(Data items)
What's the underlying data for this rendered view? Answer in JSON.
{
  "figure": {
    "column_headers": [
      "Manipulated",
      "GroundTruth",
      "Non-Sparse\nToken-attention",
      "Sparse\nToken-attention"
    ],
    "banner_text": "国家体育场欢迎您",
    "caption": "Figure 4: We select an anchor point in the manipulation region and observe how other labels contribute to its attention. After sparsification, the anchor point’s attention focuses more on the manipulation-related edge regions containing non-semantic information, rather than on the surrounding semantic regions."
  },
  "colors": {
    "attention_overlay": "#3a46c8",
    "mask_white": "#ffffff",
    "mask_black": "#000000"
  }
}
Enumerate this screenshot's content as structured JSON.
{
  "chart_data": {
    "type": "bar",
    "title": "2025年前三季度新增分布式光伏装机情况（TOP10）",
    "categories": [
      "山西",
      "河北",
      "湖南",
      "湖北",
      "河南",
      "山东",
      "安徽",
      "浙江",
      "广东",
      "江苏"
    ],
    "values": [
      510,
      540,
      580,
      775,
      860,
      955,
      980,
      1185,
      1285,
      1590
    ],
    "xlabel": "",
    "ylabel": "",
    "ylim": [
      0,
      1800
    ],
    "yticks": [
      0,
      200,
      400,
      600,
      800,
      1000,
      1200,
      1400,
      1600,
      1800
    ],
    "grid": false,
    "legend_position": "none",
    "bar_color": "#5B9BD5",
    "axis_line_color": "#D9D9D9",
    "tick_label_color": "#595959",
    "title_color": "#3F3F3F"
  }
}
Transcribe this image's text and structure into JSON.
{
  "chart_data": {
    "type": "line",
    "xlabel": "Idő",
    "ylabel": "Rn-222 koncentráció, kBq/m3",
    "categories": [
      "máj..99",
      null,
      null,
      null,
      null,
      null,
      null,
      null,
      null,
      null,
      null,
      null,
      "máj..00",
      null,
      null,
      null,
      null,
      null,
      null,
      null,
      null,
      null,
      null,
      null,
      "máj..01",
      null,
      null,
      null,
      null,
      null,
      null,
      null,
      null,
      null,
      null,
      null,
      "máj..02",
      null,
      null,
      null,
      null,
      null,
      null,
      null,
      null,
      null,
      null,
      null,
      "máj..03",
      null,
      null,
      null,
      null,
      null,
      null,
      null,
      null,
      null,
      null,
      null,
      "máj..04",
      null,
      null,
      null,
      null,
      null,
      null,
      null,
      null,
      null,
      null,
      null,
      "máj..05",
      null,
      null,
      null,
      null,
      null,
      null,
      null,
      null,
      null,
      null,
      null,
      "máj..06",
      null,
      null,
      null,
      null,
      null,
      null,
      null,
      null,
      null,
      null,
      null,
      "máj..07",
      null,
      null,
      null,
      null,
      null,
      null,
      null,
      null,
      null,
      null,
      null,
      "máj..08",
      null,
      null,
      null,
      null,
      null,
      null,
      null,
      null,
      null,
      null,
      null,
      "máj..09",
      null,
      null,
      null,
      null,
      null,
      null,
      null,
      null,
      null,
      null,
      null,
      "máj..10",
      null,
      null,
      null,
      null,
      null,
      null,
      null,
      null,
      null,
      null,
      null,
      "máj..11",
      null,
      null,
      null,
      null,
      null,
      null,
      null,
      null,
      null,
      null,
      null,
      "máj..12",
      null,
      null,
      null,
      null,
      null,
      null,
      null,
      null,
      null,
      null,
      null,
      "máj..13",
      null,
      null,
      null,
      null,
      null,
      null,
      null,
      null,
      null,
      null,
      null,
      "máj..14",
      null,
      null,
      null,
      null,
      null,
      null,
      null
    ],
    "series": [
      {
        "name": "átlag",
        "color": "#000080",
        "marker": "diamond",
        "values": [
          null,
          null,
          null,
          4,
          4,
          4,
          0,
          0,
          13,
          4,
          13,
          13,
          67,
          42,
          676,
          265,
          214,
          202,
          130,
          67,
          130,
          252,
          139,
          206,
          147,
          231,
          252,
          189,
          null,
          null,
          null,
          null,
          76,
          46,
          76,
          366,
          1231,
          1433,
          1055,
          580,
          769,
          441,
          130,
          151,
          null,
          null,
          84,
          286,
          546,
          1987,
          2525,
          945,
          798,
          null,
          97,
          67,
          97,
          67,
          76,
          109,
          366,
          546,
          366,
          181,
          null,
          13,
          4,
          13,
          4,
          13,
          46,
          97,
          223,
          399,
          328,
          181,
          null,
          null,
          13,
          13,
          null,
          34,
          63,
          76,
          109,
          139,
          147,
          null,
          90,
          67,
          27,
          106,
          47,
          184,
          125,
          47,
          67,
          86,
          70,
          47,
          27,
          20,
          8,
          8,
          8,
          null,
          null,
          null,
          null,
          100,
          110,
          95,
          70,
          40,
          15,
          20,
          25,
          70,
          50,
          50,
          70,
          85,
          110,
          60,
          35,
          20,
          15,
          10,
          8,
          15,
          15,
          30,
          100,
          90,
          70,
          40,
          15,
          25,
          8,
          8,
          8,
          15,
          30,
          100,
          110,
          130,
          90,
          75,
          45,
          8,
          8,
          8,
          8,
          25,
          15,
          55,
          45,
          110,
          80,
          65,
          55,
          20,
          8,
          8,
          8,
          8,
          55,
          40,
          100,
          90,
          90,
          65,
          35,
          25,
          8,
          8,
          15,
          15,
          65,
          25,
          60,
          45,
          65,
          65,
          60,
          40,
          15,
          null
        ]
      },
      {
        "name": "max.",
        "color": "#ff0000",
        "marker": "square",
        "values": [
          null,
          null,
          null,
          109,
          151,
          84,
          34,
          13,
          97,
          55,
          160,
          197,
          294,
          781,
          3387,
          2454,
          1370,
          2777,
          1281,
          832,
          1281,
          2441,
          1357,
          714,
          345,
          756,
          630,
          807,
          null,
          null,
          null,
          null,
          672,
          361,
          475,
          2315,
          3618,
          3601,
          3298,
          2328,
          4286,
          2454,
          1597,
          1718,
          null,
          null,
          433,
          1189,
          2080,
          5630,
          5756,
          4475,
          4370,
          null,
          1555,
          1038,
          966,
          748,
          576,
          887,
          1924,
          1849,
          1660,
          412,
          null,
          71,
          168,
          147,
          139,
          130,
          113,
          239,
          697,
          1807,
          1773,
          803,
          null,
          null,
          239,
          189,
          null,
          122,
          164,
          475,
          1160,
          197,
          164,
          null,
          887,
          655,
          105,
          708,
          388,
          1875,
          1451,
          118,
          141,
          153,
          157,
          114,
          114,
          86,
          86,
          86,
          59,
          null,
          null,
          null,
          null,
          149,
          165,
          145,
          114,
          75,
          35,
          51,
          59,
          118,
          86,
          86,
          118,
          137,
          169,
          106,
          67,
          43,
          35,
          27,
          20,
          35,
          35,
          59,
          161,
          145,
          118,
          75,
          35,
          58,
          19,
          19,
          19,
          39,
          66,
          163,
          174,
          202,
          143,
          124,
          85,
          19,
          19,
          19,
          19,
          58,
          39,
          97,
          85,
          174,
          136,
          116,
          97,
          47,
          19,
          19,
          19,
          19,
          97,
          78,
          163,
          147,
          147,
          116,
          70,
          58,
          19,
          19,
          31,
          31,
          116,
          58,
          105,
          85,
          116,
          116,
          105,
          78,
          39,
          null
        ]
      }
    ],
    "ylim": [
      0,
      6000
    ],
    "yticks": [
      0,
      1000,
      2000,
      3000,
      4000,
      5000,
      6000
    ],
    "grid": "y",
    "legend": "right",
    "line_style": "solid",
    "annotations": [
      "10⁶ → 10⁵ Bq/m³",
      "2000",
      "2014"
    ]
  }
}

● What you are asked to do
Copy the data above exactly. Every line must be included.

● Answer to the task
What's the underlying data for this rendered view? Answer in JSON.
{
  "figure": {
    "column_headers": [
      "Manipulated",
      "GroundTruth",
      "Non-Sparse\nToken-attention",
      "Sparse\nToken-attention"
    ],
    "banner_text": "国家体育场欢迎您",
    "caption": "Figure 4: We select an anchor point in the manipulation region and observe how other labels contribute to its attention. After sparsification, the anchor point’s attention focuses more on the manipulation-related edge regions containing non-semantic information, rather than on the surrounding semantic regions."
  },
  "colors": {
    "attention_overlay": "#3a46c8",
    "mask_white": "#ffffff",
    "mask_black": "#000000"
  }
}
Enumerate this screenshot's content as structured JSON.
{
  "chart_data": {
    "type": "bar",
    "title": "2025年前三季度新增分布式光伏装机情况（TOP10）",
    "categories": [
      "山西",
      "河北",
      "湖南",
      "湖北",
      "河南",
      "山东",
      "安徽",
      "浙江",
      "广东",
      "江苏"
    ],
    "values": [
      510,
      540,
      580,
      775,
      860,
      955,
      980,
      1185,
      1285,
      1590
    ],
    "xlabel": "",
    "ylabel": "",
    "ylim": [
      0,
      1800
    ],
    "yticks": [
      0,
      200,
      400,
      600,
      800,
      1000,
      1200,
      1400,
      1600,
      1800
    ],
    "grid": false,
    "legend_position": "none",
    "bar_color": "#5B9BD5",
    "axis_line_color": "#D9D9D9",
    "tick_label_color": "#595959",
    "title_color": "#3F3F3F"
  }
}
Transcribe this image's text and structure into JSON.
{
  "chart_data": {
    "type": "line",
    "xlabel": "Idő",
    "ylabel": "Rn-222 koncentráció, kBq/m3",
    "categories": [
      "máj..99",
      null,
      null,
      null,
      null,
      null,
      null,
      null,
      null,
      null,
      null,
      null,
      "máj..00",
      null,
      null,
      null,
      null,
      null,
      null,
      null,
      null,
      null,
      null,
      null,
      "máj..01",
      null,
      null,
      null,
      null,
      null,
      null,
      null,
      null,
      null,
      null,
      null,
      "máj..02",
      null,
      null,
      null,
      null,
      null,
      null,
      null,
      null,
      null,
      null,
      null,
      "máj..03",
      null,
      null,
      null,
      null,
      null,
      null,
      null,
      null,
      null,
      null,
      null,
      "máj..04",
      null,
      null,
      null,
      null,
      null,
      null,
      null,
      null,
      null,
      null,
      null,
      "máj..05",
      null,
      null,
      null,
      null,
      null,
      null,
      null,
      null,
      null,
      null,
      null,
      "máj..06",
      null,
      null,
      null,
      null,
      null,
      null,
      null,
      null,
      null,
      null,
      null,
      "máj..07",
      null,
      null,
      null,
      null,
      null,
      null,
      null,
      null,
      null,
      null,
      null,
      "máj..08",
      null,
      null,
      null,
      null,
      null,
      null,
      null,
      null,
      null,
      null,
      null,
      "máj..09",
      null,
      null,
      null,
      null,
      null,
      null,
      null,
      null,
      null,
      null,
      null,
      "máj..10",
      null,
      null,
      null,
      null,
      null,
      null,
      null,
      null,
      null,
      null,
      null,
      "máj..11",
      null,
      null,
      null,
      null,
      null,
      null,
      null,
      null,
      null,
      null,
      null,
      "máj..12",
      null,
      null,
      null,
      null,
      null,
      null,
      null,
      null,
      null,
      null,
      null,
      "máj..13",
      null,
      null,
      null,
      null,
      null,
      null,
      null,
      null,
      null,
      null,
      null,
      "máj..14",
      null,
      null,
      null,
      null,
      null,
      null,
      null
    ],
    "series": [
      {
        "name": "átlag",
        "color": "#000080",
        "marker": "diamond",
        "values": [
          null,
          null,
          null,
          4,
          4,
          4,
          0,
          0,
          13,
          4,
          13,
          13,
          67,
          42,
          676,
          265,
          214,
          202,
          130,
          67,
          130,
          252,
          139,
          206,
          147,
          231,
          252,
          189,
          null,
          null,
          null,
          null,
          76,
          46,
          76,
          366,
          1231,
          1433,
          1055,
          580,
          769,
          441,
          130,
          151,
          null,
          null,
          84,
          286,
          546,
          1987,
          2525,
          945,
          798,
          null,
          97,
          67,
          97,
          67,
          76,
          109,
          366,
          546,
          366,
          181,
          null,
          13,
          4,
          13,
          4,
          13,
          46,
          97,
          223,
          399,
          328,
          181,
          null,
          null,
          13,
          13,
          null,
          34,
          63,
          76,
          109,
          139,
          147,
          null,
          90,
          67,
          27,
          106,
          47,
          184,
          125,
          47,
          67,
          86,
          70,
          47,
          27,
          20,
          8,
          8,
          8,
          null,
          null,
          null,
          null,
          100,
          110,
          95,
          70,
          40,
          15,
          20,
          25,
          70,
          50,
          50,
          70,
          85,
          110,
          60,
          35,
          20,
          15,
          10,
          8,
          15,
          15,
          30,
          100,
          90,
          70,
          40,
          15,
          25,
          8,
          8,
          8,
          15,
          30,
          100,
          110,
          130,
          90,
          75,
          45,
          8,
          8,
          8,
          8,
          25,
          15,
          55,
          45,
          110,
          80,
          65,
          55,
          20,
          8,
          8,
          8,
          8,
          55,
          40,
          100,
          90,
          90,
          65,
          35,
          25,
          8,
          8,
          15,
          15,
          65,
          25,
          60,
          45,
          65,
          65,
          60,
          40,
          15,
          null
        ]
      },
      {
        "name": "max.",
        "color": "#ff0000",
        "marker": "square",
        "values": [
          null,
          null,
          null,
          109,
          151,
          84,
          34,
          13,
          97,
          55,
          160,
          197,
          294,
          781,
          3387,
          2454,
          1370,
          2777,
          1281,
          832,
          1281,
          2441,
          1357,
          714,
          345,
          756,
          630,
          807,
          null,
          null,
          null,
          null,
          672,
          361,
          475,
          2315,
          3618,
          3601,
          3298,
          2328,
          4286,
          2454,
          1597,
          1718,
          null,
          null,
          433,
          1189,
          2080,
          5630,
          5756,
          4475,
          4370,
          null,
          1555,
          1038,
          966,
          748,
          576,
          887,
          1924,
          1849,
          1660,
          412,
          null,
          71,
          168,
          147,
          139,
          130,
          113,
          239,
          697,
          1807,
          1773,
          803,
          null,
          null,
          239,
          189,
          null,
          122,
          164,
          475,
          1160,
          197,
          164,
          null,
          887,
          655,
          105,
          708,
          388,
          1875,
          1451,
          118,
          141,
          153,
          157,
          114,
          114,
          86,
          86,
          86,
          59,
          null,
          null,
          null,
          null,
          149,
          165,
          145,
          114,
          75,
          35,
          51,
          59,
          118,
          86,
          86,
          118,
          137,
          169,
          106,
          67,
          43,
          35,
          27,
          20,
          35,
          35,
          59,
          161,
          145,
          118,
          75,
          35,
          58,
          19,
          19,
          19,
          39,
          66,
          163,
          174,
          202,
          143,
          124,
          85,
          19,
          19,
          19,
          19,
          58,
          39,
          97,
          85,
          174,
          136,
          116,
          97,
          47,
          19,
          19,
          19,
          19,
          97,
          78,
          163,
          147,
          147,
          116,
          70,
          58,
          19,
          19,
          31,
          31,
          116,
          58,
          105,
          85,
          116,
          116,
          105,
          78,
          39,
          null
        ]
      }
    ],
    "ylim": [
      0,
      6000
    ],
    "yticks": [
      0,
      1000,
      2000,
      3000,
      4000,
      5000,
      6000
    ],
    "grid": "y",
    "legend": "right",
    "line_style": "solid",
    "annotations": [
      "10⁶ → 10⁵ Bq/m³",
      "2000",
      "2014"
    ]
  }
}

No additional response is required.